--- Start Listing ---

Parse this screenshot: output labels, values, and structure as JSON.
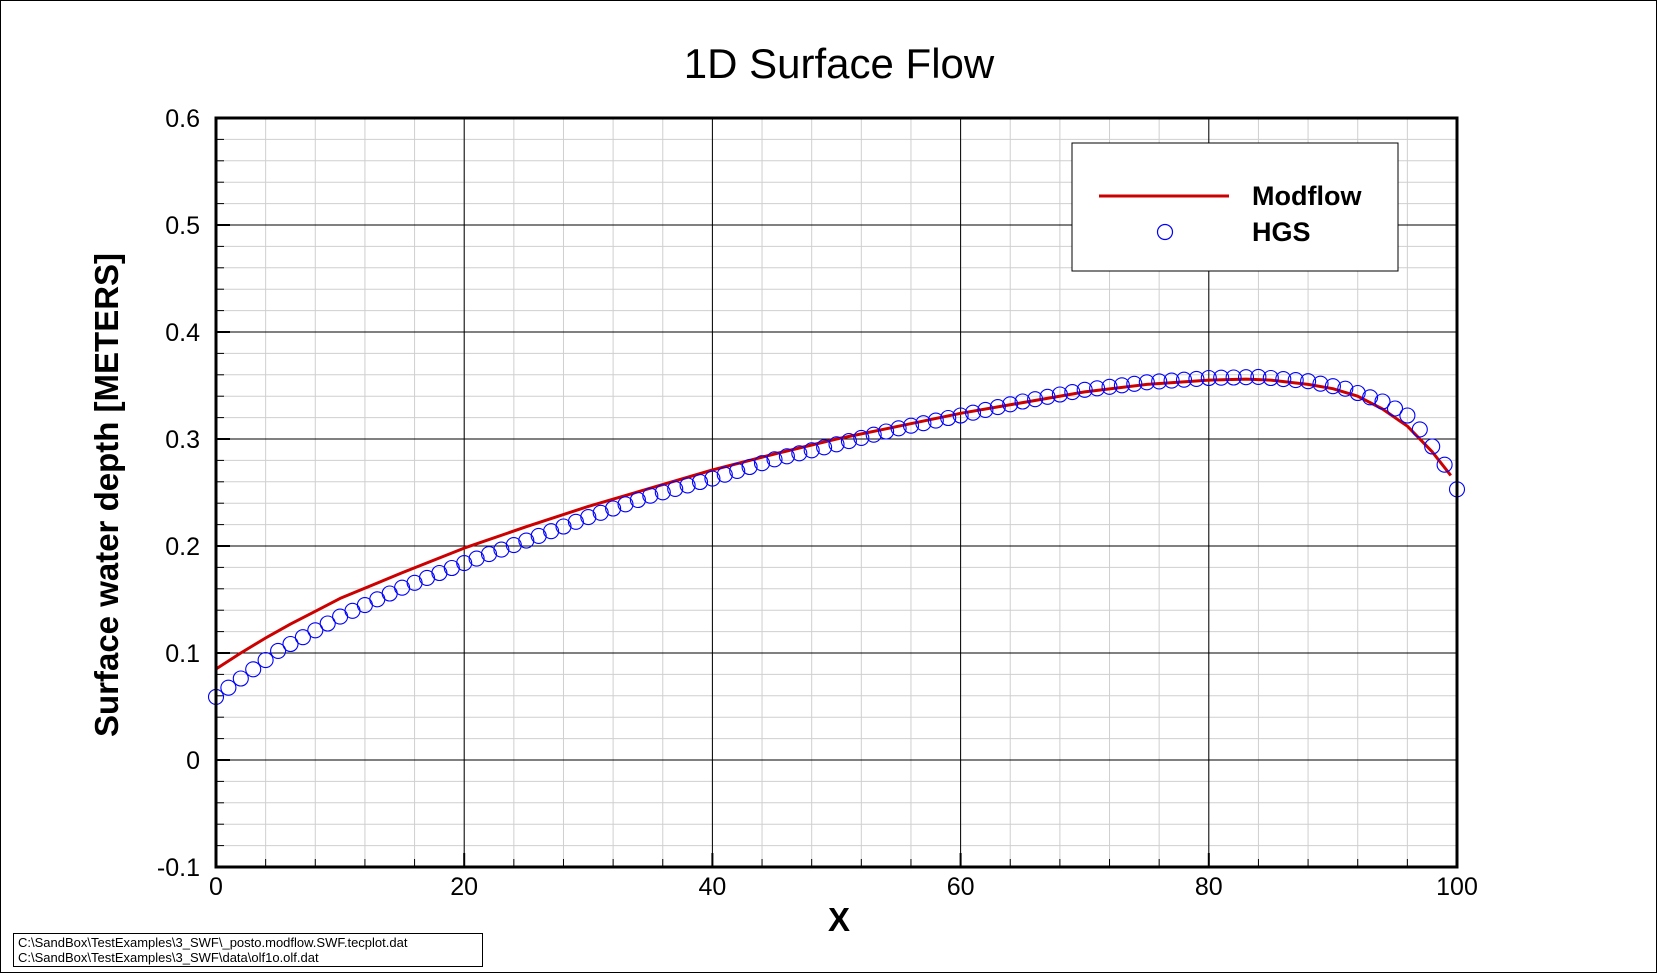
{
  "chart_data": {
    "type": "line",
    "title": "1D Surface Flow",
    "xlabel": "X",
    "ylabel": "Surface water depth [METERS]",
    "xlim": [
      0,
      100
    ],
    "ylim": [
      -0.1,
      0.6
    ],
    "xticks": [
      0,
      20,
      40,
      60,
      80,
      100
    ],
    "yticks": [
      -0.1,
      0,
      0.1,
      0.2,
      0.3,
      0.4,
      0.5,
      0.6
    ],
    "ytick_labels": [
      "-0.1",
      "0",
      "0.1",
      "0.2",
      "0.3",
      "0.4",
      "0.5",
      "0.6"
    ],
    "grid": true,
    "legend_position": "top-right",
    "series": [
      {
        "name": "Modflow",
        "style": "line",
        "color": "#cc0000",
        "x": [
          0,
          2,
          4,
          6,
          8,
          10,
          15,
          20,
          25,
          30,
          35,
          40,
          45,
          50,
          55,
          60,
          65,
          70,
          75,
          80,
          83,
          85,
          88,
          90,
          92,
          94,
          96,
          98,
          99.5
        ],
        "y": [
          0.085,
          0.1,
          0.114,
          0.127,
          0.139,
          0.151,
          0.175,
          0.198,
          0.218,
          0.237,
          0.254,
          0.271,
          0.286,
          0.3,
          0.312,
          0.324,
          0.334,
          0.344,
          0.351,
          0.355,
          0.356,
          0.355,
          0.351,
          0.347,
          0.34,
          0.328,
          0.312,
          0.288,
          0.266
        ]
      },
      {
        "name": "HGS",
        "style": "markers",
        "marker": "circle",
        "color": "#0000ff",
        "x": [
          0,
          5,
          10,
          15,
          20,
          25,
          30,
          35,
          40,
          45,
          50,
          55,
          60,
          65,
          70,
          75,
          80,
          84,
          88,
          91,
          94,
          96,
          97,
          98,
          99,
          100
        ],
        "y": [
          0.059,
          0.102,
          0.134,
          0.161,
          0.184,
          0.205,
          0.227,
          0.247,
          0.263,
          0.281,
          0.295,
          0.31,
          0.322,
          0.335,
          0.346,
          0.353,
          0.357,
          0.358,
          0.354,
          0.347,
          0.335,
          0.322,
          0.309,
          0.293,
          0.276,
          0.253
        ]
      }
    ]
  },
  "file_labels": [
    "C:\\SandBox\\TestExamples\\3_SWF\\_posto.modflow.SWF.tecplot.dat",
    "C:\\SandBox\\TestExamples\\3_SWF\\data\\olf1o.olf.dat"
  ]
}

--- End Listing ---

## Aim
Using the listing above, show each line holding the string "Surface".

## Response
    "title": "1D Surface Flow",
    "ylabel": "Surface water depth [METERS]",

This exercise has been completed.